§ Challenge
Each line from the line holding "Give me the" through the last line should be written out exactly, with nothing else and no images.

— START OF Records provided —

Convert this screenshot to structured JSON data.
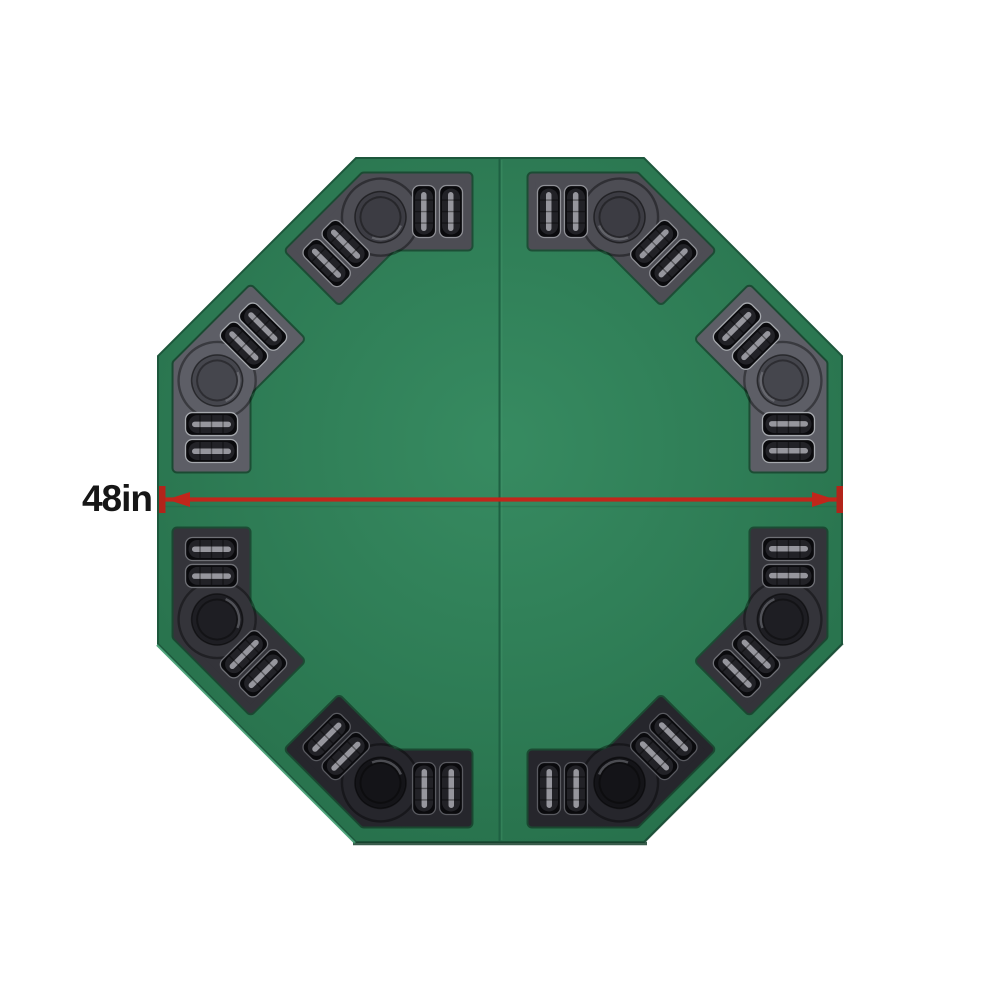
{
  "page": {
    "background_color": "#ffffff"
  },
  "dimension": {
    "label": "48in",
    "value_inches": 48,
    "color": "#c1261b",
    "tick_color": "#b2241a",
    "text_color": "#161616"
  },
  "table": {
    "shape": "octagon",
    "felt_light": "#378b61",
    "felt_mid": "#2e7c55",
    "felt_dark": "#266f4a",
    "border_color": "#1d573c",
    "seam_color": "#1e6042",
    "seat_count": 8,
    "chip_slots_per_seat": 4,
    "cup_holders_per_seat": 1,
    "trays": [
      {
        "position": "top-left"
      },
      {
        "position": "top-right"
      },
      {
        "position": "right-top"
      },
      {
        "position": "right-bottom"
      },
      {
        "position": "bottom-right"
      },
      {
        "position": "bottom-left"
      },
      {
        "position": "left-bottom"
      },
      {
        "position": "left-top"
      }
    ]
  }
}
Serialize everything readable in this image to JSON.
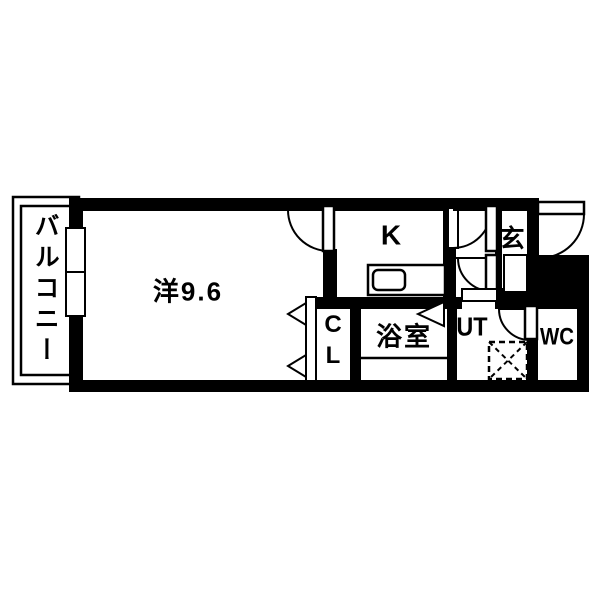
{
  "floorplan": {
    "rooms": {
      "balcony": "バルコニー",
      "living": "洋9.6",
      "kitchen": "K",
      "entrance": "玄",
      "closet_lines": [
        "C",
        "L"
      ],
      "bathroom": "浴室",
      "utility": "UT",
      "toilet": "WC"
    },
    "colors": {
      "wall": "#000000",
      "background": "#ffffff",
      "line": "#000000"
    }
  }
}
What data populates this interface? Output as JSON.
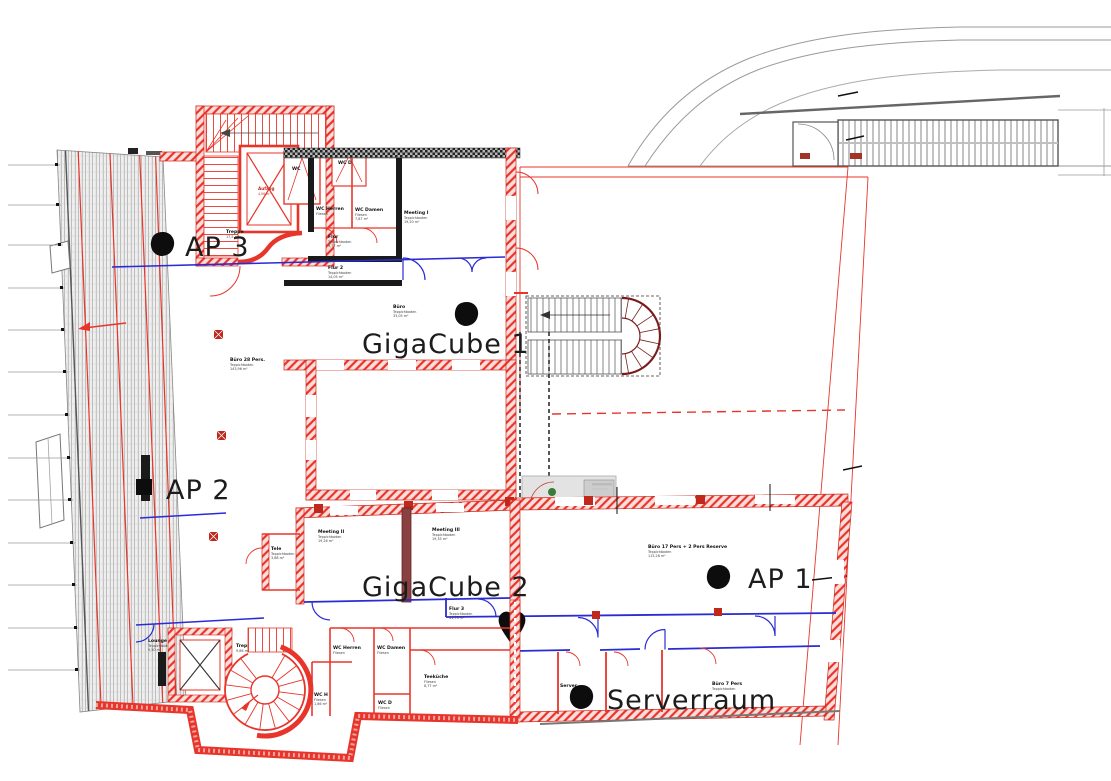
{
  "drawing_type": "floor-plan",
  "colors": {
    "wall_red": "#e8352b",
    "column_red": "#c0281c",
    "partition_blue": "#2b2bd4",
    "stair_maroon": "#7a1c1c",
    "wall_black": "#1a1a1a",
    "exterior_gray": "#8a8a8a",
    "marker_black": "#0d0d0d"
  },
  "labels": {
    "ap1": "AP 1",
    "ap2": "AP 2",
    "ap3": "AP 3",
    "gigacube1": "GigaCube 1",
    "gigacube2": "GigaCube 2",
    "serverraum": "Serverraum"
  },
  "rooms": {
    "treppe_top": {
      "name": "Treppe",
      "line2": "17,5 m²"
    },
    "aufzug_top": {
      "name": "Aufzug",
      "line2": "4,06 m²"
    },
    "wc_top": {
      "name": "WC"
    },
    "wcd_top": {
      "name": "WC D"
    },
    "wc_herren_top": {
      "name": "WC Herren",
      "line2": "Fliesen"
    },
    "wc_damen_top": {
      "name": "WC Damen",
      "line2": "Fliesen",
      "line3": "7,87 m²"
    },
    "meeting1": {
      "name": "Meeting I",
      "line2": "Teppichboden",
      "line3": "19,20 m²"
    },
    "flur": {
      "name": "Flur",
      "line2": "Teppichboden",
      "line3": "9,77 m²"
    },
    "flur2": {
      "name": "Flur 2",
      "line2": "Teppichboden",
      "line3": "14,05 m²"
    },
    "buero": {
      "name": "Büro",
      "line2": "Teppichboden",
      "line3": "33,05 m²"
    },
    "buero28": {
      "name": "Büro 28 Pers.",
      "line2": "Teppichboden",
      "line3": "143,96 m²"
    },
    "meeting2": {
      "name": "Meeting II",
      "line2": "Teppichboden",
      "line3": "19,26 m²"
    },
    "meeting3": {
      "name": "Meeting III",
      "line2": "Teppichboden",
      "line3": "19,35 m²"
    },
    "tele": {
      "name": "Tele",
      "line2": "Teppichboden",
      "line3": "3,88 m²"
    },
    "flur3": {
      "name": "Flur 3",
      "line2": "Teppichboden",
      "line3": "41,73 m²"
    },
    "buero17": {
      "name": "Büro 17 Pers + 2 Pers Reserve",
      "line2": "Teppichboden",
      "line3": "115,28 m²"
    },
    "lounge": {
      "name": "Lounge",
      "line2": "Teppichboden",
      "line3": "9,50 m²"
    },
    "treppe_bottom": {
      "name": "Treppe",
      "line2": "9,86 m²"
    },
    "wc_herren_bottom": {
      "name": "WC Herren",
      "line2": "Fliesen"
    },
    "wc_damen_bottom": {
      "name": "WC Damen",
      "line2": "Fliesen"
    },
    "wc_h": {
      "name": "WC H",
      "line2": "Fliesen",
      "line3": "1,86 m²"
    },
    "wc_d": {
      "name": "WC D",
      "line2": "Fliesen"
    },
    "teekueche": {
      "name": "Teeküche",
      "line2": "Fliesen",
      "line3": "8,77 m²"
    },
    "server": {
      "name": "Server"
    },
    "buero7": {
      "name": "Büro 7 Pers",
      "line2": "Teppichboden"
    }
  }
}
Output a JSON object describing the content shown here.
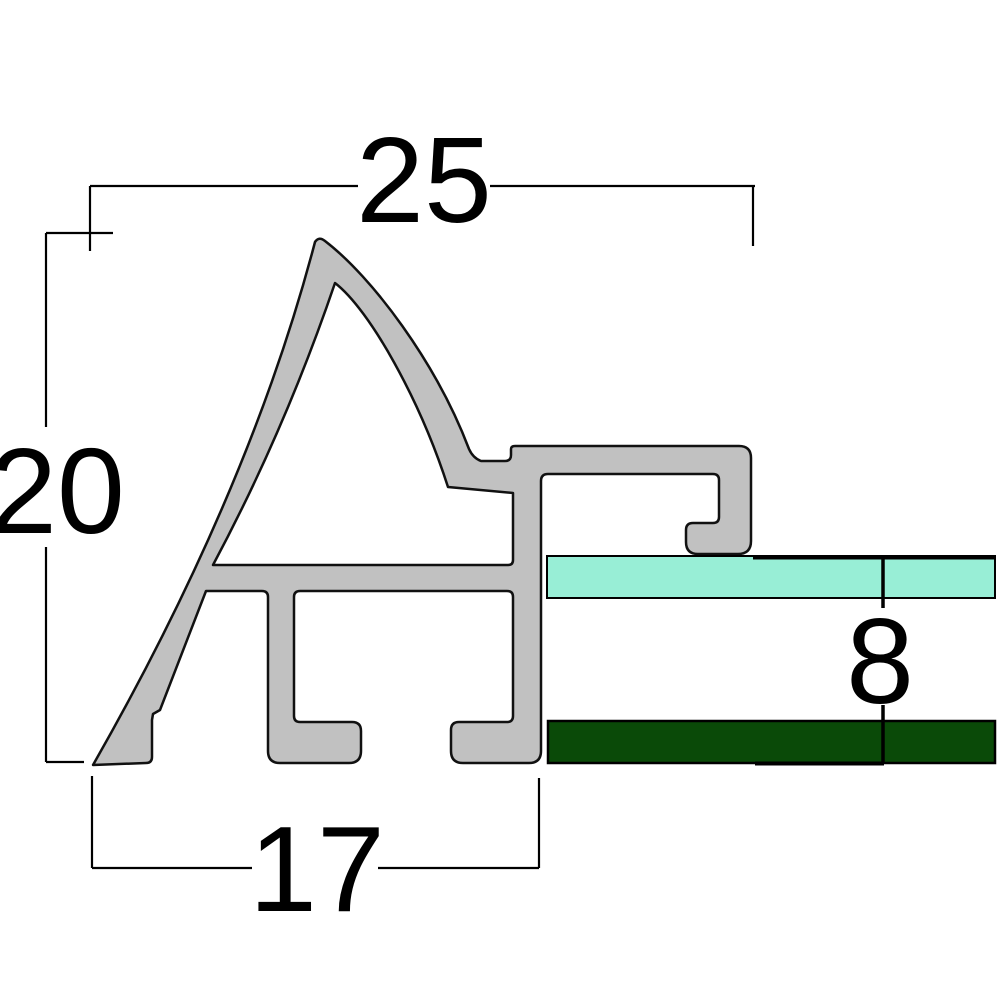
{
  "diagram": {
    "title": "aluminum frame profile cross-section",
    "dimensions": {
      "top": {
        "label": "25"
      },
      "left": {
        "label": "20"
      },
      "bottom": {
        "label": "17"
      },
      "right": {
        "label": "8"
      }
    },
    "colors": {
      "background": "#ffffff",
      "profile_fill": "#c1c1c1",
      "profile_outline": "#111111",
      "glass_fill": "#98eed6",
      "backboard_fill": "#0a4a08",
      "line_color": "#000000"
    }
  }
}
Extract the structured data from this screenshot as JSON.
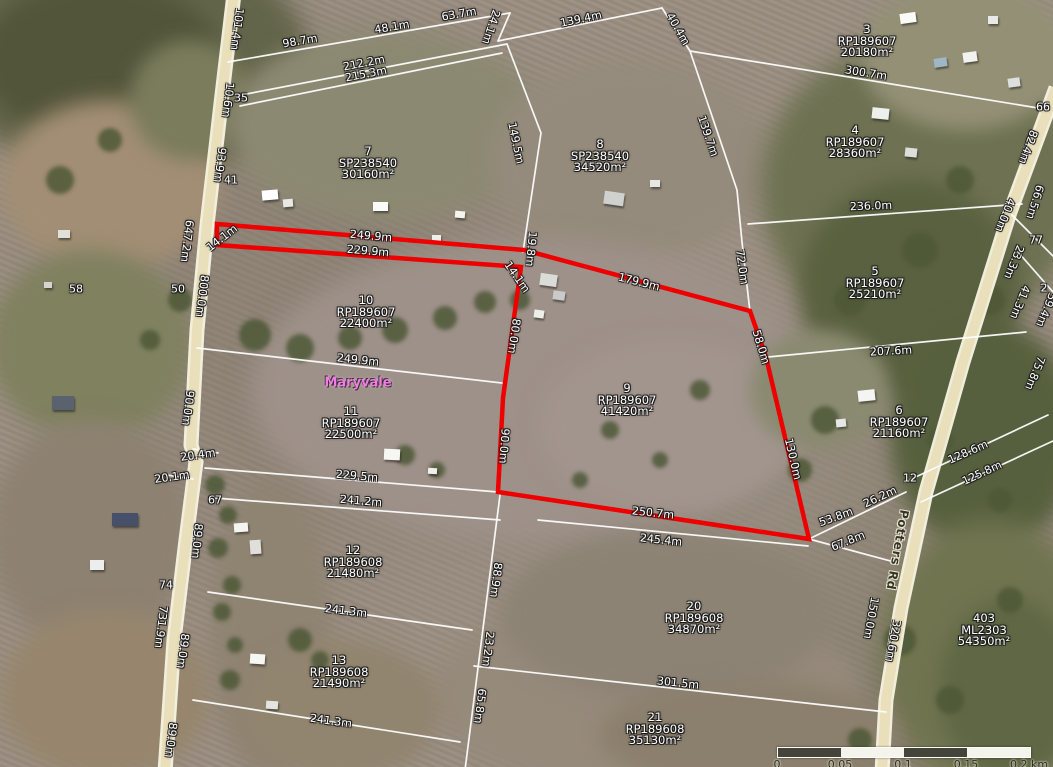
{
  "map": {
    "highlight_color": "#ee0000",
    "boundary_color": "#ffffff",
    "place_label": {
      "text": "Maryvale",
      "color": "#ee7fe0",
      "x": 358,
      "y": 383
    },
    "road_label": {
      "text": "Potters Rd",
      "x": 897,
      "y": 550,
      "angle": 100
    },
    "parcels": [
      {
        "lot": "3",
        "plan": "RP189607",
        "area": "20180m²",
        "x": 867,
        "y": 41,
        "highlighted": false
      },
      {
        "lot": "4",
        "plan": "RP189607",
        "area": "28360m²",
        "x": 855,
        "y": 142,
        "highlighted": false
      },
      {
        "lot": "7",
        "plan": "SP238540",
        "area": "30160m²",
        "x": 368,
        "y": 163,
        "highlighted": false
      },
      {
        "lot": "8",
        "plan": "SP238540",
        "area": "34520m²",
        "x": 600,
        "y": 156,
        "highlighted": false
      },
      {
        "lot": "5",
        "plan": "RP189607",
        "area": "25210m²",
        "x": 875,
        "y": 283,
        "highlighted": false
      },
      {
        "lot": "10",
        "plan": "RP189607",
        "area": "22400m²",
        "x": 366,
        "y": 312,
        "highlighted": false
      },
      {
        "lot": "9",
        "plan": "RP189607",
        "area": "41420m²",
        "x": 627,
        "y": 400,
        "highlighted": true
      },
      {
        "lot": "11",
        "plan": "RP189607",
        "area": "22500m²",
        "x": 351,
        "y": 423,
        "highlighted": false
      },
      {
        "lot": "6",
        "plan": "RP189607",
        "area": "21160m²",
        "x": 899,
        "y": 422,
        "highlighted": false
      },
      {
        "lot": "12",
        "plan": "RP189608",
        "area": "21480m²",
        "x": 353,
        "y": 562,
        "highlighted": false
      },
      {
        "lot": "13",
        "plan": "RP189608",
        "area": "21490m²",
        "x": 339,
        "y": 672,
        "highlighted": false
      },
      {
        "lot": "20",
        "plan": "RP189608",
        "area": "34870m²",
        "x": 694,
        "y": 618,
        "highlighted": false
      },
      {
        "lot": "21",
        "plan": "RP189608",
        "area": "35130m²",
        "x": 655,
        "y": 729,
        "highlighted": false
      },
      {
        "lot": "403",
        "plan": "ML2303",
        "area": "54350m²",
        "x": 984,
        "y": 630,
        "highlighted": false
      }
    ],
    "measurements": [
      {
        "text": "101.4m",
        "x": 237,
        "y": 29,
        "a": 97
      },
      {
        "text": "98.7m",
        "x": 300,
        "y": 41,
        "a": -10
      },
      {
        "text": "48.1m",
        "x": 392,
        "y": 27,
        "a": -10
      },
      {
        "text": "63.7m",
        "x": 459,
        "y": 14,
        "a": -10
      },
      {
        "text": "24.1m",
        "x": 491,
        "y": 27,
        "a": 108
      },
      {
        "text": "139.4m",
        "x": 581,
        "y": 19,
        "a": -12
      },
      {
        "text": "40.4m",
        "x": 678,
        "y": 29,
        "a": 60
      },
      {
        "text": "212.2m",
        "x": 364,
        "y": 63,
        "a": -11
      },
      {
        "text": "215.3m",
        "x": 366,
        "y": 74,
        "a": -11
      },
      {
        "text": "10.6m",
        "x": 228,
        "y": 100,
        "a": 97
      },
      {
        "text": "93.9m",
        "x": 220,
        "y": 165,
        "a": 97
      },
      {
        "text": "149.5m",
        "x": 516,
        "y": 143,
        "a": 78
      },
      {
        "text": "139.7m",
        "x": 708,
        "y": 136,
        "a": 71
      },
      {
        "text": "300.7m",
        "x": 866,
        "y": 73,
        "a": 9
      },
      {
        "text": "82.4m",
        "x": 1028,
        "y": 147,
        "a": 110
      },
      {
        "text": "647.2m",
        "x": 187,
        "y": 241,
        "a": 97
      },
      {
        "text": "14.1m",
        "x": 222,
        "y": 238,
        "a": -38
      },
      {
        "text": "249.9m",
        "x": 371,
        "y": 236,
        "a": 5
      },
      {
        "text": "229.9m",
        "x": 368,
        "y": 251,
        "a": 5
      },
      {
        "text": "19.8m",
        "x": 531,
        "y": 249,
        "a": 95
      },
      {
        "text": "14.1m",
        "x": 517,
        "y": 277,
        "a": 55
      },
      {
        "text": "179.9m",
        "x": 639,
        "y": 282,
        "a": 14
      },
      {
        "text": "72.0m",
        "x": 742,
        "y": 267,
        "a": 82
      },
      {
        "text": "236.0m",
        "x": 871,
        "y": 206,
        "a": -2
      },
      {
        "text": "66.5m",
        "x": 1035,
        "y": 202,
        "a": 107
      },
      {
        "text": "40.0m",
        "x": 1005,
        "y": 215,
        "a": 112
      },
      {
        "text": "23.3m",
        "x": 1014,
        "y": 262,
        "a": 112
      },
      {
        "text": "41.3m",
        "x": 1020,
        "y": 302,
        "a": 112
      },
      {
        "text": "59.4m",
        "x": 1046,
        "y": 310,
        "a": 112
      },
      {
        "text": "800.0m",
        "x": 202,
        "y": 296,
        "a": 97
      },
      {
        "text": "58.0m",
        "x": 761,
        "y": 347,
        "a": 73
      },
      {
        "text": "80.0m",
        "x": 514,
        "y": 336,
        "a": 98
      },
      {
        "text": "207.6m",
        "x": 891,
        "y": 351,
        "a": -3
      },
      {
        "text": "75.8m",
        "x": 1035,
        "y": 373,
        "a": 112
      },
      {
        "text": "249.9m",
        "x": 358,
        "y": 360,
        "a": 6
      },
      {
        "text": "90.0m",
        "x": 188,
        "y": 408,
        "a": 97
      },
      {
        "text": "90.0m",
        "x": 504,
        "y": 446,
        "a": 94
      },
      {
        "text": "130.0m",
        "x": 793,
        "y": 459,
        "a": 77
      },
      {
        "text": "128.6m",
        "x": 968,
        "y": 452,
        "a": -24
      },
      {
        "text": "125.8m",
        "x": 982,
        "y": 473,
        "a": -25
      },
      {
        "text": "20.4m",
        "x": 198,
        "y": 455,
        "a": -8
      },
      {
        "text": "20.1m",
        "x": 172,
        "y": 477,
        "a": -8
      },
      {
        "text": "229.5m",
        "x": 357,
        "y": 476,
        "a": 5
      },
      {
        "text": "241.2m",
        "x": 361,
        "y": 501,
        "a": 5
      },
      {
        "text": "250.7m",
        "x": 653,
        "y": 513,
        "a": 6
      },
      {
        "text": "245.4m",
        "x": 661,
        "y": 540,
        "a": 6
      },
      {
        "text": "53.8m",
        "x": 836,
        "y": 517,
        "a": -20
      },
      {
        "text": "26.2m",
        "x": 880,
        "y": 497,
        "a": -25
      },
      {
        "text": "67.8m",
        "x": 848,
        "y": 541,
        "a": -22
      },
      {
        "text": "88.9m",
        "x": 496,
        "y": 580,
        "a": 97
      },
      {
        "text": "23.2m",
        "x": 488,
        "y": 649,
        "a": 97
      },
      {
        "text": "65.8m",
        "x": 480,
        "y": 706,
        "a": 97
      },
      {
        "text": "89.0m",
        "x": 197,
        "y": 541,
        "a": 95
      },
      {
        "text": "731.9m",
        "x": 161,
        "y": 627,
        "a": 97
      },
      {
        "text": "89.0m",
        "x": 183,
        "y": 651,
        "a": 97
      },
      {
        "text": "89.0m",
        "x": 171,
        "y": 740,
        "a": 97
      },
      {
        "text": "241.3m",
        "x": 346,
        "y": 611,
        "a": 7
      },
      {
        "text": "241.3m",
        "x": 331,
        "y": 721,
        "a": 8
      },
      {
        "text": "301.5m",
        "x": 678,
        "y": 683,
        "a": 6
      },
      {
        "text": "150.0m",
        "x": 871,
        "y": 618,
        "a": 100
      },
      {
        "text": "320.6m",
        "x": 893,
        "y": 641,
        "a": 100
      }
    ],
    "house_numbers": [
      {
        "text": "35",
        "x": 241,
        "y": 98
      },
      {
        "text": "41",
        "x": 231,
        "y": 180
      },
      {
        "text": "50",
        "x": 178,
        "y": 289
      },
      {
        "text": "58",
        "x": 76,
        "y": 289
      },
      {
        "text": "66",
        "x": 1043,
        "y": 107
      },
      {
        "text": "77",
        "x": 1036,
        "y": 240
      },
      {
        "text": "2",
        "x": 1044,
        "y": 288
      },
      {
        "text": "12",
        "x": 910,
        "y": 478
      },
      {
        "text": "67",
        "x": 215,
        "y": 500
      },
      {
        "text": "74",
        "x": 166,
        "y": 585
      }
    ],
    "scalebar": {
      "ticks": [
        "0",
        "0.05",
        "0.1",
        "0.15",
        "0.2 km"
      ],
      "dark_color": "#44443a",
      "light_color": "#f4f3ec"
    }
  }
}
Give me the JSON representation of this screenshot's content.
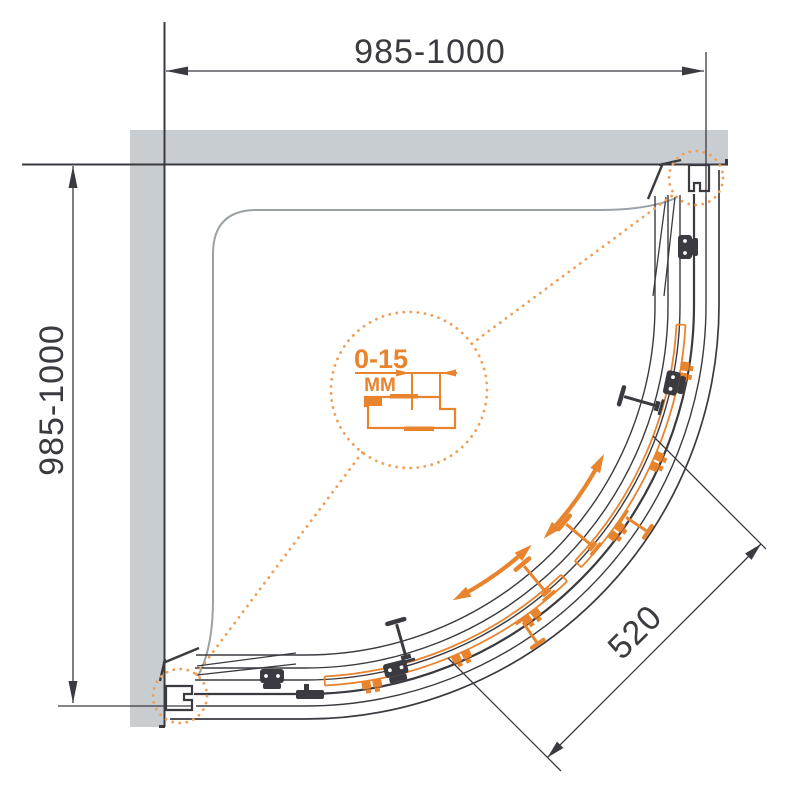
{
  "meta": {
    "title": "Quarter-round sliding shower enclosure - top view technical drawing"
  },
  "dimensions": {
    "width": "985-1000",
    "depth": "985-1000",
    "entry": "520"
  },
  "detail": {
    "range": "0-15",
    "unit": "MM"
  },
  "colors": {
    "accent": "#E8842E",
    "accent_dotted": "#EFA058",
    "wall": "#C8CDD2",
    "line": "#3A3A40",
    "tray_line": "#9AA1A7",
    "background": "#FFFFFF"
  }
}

— END OF Records provided —

§ Solution to the exercise
Give me the JSON representation of this screenshot's content.
{
  "meta": {
    "title": "Quarter-round sliding shower enclosure - top view technical drawing"
  },
  "dimensions": {
    "width": "985-1000",
    "depth": "985-1000",
    "entry": "520"
  },
  "detail": {
    "range": "0-15",
    "unit": "MM"
  },
  "colors": {
    "accent": "#E8842E",
    "accent_dotted": "#EFA058",
    "wall": "#C8CDD2",
    "line": "#3A3A40",
    "tray_line": "#9AA1A7",
    "background": "#FFFFFF"
  }
}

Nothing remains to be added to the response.